- [Exercise objective] Set down all of the data exactly as it appears.

- [Data section]

"""

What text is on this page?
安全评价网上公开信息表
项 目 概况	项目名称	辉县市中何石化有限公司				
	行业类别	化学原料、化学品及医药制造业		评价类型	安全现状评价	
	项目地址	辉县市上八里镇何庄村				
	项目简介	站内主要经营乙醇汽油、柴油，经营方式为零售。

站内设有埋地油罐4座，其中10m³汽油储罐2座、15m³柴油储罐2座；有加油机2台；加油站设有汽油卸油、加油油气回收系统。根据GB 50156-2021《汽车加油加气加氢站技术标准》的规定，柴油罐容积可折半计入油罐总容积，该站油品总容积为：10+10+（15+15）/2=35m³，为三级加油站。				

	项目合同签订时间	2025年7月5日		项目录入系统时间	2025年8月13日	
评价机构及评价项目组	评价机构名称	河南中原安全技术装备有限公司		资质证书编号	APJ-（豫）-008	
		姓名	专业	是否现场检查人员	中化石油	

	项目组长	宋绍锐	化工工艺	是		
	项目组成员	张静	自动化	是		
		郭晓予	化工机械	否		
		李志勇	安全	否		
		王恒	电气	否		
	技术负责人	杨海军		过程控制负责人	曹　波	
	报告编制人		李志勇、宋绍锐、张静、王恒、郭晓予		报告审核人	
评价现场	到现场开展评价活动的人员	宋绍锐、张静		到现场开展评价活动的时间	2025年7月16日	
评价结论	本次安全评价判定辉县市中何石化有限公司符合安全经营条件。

"""

- [Task result]
What text is on this page?
安全评价网上公开信息表
项 目 概况	项目名称	辉县市中何石化有限公司				
	行业类别	化学原料、化学品及医药制造业		评价类型	安全现状评价	
	项目地址	辉县市上八里镇何庄村				
	项目简介	站内主要经营乙醇汽油、柴油，经营方式为零售。

站内设有埋地油罐4座，其中10m³汽油储罐2座、15m³柴油储罐2座；有加油机2台；加油站设有汽油卸油、加油油气回收系统。根据GB 50156-2021《汽车加油加气加氢站技术标准》的规定，柴油罐容积可折半计入油罐总容积，该站油品总容积为：10+10+（15+15）/2=35m³，为三级加油站。				

	项目合同签订时间	2025年7月5日		项目录入系统时间	2025年8月13日	
评价机构及评价项目组	评价机构名称	河南中原安全技术装备有限公司		资质证书编号	APJ-（豫）-008	
		姓名	专业	是否现场检查人员	中化石油	

	项目组长	宋绍锐	化工工艺	是		
	项目组成员	张静	自动化	是		
		郭晓予	化工机械	否		
		李志勇	安全	否		
		王恒	电气	否		
	技术负责人	杨海军		过程控制负责人	曹　波	
	报告编制人		李志勇、宋绍锐、张静、王恒、郭晓予		报告审核人	
评价现场	到现场开展评价活动的人员	宋绍锐、张静		到现场开展评价活动的时间	2025年7月16日	
评价结论	本次安全评价判定辉县市中何石化有限公司符合安全经营条件。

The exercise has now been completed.